### WHAT YOU HAVE TO DO
Within the listing below, locate all lines containing the word "μελῶν". Copy each one.

### DATA FOR PROCESSING
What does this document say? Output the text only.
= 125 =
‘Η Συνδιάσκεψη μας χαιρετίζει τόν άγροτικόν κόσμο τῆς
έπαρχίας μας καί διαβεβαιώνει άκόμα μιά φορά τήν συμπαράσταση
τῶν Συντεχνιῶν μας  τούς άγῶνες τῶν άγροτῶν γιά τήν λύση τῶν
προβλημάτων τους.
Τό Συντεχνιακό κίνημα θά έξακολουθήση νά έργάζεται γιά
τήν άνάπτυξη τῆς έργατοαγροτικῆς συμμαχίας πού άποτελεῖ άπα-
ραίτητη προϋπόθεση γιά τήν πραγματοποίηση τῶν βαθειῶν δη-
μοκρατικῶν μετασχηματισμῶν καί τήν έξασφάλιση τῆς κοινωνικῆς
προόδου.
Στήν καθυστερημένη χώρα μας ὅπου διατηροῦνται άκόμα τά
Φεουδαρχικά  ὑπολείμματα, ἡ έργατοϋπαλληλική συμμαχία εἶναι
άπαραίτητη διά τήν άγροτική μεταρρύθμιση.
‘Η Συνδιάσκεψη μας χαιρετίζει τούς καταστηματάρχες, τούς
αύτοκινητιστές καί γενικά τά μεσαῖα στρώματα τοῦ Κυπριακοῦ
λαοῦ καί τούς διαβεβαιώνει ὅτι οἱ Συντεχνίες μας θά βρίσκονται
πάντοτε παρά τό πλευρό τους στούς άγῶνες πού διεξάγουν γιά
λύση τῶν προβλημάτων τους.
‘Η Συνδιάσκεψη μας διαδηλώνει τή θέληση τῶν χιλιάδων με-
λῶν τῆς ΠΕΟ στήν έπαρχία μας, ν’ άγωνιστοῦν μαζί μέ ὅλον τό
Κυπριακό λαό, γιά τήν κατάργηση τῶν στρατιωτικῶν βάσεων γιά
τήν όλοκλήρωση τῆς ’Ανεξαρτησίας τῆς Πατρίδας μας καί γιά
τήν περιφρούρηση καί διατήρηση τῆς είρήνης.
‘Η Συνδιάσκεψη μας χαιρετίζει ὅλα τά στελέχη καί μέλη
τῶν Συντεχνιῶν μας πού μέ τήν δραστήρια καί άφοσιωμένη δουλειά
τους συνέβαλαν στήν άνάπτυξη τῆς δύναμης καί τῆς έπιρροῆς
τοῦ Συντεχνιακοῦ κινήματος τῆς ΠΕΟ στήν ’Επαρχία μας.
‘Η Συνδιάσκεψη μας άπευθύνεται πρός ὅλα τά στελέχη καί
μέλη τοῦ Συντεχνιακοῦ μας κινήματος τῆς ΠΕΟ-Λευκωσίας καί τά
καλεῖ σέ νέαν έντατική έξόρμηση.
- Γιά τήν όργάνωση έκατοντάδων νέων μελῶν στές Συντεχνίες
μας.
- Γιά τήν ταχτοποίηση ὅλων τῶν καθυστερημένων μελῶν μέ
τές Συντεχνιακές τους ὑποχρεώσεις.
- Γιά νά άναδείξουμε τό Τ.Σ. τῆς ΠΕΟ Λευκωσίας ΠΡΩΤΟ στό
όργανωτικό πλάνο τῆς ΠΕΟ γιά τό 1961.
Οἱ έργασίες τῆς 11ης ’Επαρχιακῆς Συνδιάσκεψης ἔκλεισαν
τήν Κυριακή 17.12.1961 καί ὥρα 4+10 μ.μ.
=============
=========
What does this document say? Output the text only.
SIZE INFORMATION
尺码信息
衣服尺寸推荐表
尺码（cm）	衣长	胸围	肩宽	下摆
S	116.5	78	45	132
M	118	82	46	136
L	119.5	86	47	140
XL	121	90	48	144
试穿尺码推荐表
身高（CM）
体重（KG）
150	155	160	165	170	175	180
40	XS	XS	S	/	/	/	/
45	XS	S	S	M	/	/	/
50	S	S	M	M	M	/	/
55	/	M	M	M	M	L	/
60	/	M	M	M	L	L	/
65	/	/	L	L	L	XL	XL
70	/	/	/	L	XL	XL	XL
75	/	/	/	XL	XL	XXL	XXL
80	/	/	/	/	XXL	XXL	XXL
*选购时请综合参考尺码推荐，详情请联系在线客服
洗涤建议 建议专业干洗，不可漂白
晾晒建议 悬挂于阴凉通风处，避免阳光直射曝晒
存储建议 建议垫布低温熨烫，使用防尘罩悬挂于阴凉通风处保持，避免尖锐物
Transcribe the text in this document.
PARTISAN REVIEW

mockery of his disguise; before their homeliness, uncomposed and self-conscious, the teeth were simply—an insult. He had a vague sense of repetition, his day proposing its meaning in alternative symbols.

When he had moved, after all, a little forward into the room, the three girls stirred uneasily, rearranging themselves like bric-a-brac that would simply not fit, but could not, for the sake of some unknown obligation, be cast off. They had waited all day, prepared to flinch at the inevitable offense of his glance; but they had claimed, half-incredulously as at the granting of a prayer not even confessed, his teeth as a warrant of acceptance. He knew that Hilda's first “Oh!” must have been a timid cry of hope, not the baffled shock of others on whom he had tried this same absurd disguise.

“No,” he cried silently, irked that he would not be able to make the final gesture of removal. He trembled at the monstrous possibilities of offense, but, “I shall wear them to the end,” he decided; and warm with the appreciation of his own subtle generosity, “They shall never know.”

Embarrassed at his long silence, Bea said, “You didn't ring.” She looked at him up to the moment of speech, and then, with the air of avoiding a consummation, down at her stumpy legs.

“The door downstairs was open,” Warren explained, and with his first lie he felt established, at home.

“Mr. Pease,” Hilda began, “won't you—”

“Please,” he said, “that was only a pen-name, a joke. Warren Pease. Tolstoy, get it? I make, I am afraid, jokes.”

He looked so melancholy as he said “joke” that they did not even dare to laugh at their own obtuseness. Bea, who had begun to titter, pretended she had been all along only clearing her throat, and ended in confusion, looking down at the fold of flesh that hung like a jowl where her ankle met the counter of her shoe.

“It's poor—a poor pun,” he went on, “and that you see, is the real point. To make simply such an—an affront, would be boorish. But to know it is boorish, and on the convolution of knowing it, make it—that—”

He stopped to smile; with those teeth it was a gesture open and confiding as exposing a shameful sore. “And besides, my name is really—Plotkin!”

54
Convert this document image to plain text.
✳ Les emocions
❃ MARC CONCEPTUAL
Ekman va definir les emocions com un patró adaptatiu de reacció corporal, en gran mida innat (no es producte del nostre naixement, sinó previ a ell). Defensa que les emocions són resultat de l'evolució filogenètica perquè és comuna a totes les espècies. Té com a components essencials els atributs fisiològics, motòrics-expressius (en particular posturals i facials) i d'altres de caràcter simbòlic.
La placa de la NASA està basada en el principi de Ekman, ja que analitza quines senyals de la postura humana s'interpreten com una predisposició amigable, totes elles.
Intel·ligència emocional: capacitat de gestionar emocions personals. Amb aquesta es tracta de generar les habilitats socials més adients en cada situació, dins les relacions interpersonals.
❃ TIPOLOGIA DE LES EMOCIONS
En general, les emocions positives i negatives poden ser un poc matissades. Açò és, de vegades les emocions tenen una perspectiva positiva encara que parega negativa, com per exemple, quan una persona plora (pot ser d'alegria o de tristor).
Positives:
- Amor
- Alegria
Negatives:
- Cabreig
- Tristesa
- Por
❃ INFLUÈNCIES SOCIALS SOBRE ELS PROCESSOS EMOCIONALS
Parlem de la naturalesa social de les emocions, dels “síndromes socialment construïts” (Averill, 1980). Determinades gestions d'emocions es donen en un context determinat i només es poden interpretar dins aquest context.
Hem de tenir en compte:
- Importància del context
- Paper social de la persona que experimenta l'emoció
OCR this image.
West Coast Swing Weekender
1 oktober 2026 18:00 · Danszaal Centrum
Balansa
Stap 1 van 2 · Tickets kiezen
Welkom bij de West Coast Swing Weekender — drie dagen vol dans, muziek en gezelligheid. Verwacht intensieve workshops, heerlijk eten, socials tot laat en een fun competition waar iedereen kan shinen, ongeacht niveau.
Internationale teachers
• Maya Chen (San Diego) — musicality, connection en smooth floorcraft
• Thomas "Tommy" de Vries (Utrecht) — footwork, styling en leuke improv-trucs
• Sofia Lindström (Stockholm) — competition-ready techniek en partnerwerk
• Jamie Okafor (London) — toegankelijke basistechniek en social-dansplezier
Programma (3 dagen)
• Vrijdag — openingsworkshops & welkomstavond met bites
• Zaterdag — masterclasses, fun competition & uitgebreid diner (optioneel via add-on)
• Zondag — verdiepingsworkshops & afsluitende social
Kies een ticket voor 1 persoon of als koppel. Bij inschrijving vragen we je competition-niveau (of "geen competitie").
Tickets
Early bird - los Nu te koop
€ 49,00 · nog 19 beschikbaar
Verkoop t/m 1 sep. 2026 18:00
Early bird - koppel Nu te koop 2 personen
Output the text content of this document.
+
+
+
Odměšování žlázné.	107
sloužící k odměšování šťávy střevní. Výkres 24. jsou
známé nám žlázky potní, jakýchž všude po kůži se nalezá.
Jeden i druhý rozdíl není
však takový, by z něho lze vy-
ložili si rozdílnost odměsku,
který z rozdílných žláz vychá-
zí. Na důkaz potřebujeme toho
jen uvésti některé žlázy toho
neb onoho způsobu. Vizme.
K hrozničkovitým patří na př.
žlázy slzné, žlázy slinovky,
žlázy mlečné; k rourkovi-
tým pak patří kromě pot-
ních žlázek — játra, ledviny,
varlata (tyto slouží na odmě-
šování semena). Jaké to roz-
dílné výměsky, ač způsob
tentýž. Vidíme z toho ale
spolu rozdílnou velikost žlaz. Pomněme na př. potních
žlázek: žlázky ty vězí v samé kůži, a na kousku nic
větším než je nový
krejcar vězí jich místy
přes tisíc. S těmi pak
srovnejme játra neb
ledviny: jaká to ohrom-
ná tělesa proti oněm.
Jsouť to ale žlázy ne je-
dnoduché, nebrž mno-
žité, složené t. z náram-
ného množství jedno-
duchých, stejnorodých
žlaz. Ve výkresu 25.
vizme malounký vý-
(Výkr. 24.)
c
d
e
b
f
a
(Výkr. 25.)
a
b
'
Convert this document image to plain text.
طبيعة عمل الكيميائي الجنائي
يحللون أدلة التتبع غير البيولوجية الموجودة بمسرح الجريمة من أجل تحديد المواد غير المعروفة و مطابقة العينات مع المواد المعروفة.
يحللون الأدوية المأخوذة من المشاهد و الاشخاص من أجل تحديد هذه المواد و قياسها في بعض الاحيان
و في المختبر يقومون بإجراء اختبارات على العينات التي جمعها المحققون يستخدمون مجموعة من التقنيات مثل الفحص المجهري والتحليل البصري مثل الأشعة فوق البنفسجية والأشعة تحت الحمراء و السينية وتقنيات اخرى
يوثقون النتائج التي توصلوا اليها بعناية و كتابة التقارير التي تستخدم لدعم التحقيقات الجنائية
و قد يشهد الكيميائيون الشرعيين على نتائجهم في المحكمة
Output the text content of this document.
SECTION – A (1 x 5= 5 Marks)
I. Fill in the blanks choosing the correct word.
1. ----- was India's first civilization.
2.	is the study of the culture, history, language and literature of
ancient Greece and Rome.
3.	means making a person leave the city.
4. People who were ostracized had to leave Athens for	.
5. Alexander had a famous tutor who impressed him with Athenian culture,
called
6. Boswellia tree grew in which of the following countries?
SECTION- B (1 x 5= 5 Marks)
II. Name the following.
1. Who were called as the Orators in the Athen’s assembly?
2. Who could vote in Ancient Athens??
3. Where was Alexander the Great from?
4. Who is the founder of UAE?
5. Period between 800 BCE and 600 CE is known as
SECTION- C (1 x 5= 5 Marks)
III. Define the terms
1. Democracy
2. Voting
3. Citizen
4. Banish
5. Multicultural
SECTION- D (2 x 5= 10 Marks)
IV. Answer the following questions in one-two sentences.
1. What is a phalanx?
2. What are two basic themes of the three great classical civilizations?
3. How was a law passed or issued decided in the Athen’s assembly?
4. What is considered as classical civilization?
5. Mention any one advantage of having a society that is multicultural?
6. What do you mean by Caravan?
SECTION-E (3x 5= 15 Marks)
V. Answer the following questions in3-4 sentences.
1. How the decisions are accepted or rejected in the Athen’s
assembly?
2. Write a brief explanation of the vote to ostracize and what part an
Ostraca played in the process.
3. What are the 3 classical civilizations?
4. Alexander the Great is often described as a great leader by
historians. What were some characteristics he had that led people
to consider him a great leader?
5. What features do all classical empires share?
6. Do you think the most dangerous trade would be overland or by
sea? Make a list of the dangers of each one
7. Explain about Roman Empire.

### EXERCISE RESULT
- Γιά τήν όργάνωση έκατοντάδων νέων μελῶν στές Συντεχνίες
- Γιά τήν ταχτοποίηση ὅλων τῶν καθυστερημένων μελῶν μέ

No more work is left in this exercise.